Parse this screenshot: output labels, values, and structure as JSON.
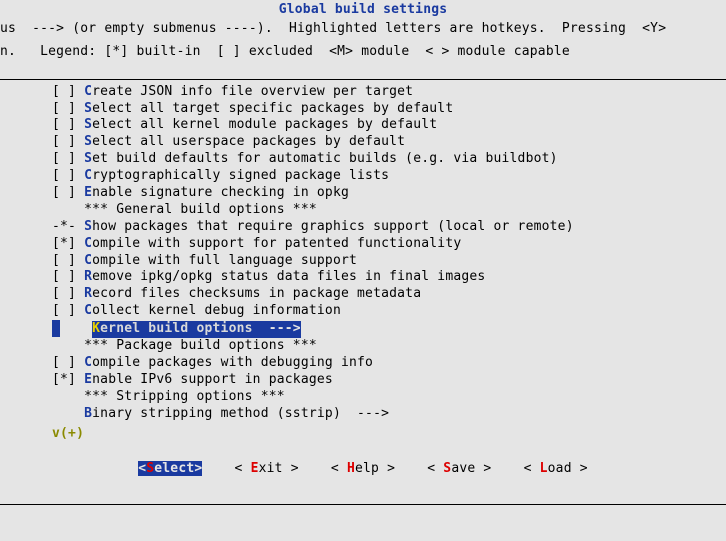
{
  "title": "Global build settings",
  "legend_line1_a": "us  ---> (or empty submenus ----).  Highlighted letters are hotkeys.  Pressing  ",
  "legend_line1_b": "<Y>",
  "legend_line2": "n.   Legend: [*] built-in  [ ] excluded  <M> module  < > module capable",
  "items": [
    {
      "prefix": "[ ] ",
      "hk": "C",
      "text": "reate JSON info file overview per target"
    },
    {
      "prefix": "[ ] ",
      "hk": "S",
      "text": "elect all target specific packages by default"
    },
    {
      "prefix": "[ ] ",
      "hk": "S",
      "text": "elect all kernel module packages by default"
    },
    {
      "prefix": "[ ] ",
      "hk": "S",
      "text": "elect all userspace packages by default"
    },
    {
      "prefix": "[ ] ",
      "hk": "S",
      "text": "et build defaults for automatic builds (e.g. via buildbot)"
    },
    {
      "prefix": "[ ] ",
      "hk": "C",
      "text": "ryptographically signed package lists"
    },
    {
      "prefix": "[ ] ",
      "hk": "E",
      "text": "nable signature checking in opkg"
    },
    {
      "prefix": "    ",
      "hk": "",
      "text": "*** General build options ***"
    },
    {
      "prefix": "-*- ",
      "hk": "S",
      "text": "how packages that require graphics support (local or remote)"
    },
    {
      "prefix": "[*] ",
      "hk": "C",
      "text": "ompile with support for patented functionality"
    },
    {
      "prefix": "[ ] ",
      "hk": "C",
      "text": "ompile with full language support"
    },
    {
      "prefix": "[ ] ",
      "hk": "R",
      "text": "emove ipkg/opkg status data files in final images"
    },
    {
      "prefix": "[ ] ",
      "hk": "R",
      "text": "ecord files checksums in package metadata"
    },
    {
      "prefix": "[ ] ",
      "hk": "C",
      "text": "ollect kernel debug information"
    }
  ],
  "highlighted": {
    "prefix": "    ",
    "hk": "K",
    "text": "ernel build options  ",
    "arrow": "--->"
  },
  "items2": [
    {
      "prefix": "    ",
      "hk": "",
      "text": "*** Package build options ***"
    },
    {
      "prefix": "[ ] ",
      "hk": "C",
      "text": "ompile packages with debugging info"
    },
    {
      "prefix": "[*] ",
      "hk": "E",
      "text": "nable IPv6 support in packages"
    },
    {
      "prefix": "    ",
      "hk": "",
      "text": "*** Stripping options ***"
    },
    {
      "prefix": "    ",
      "hk": "B",
      "text": "inary stripping method (sstrip)  --->"
    }
  ],
  "scroll_indicator": "v(+)",
  "buttons": {
    "select": {
      "open": "<",
      "hk": "S",
      "rest": "elect>"
    },
    "exit": {
      "open": "< ",
      "hk": "E",
      "rest": "xit >"
    },
    "help": {
      "open": "< ",
      "hk": "H",
      "rest": "elp >"
    },
    "save": {
      "open": "< ",
      "hk": "S",
      "rest": "ave >"
    },
    "load": {
      "open": "< ",
      "hk": "L",
      "rest": "oad >"
    }
  }
}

+++

=== EXERCISE GOAL ===
State the count of lines in the data holding the word "ompile", adding nothing to it.

=== SOLUTION FOR THIS EXERCISE ===
3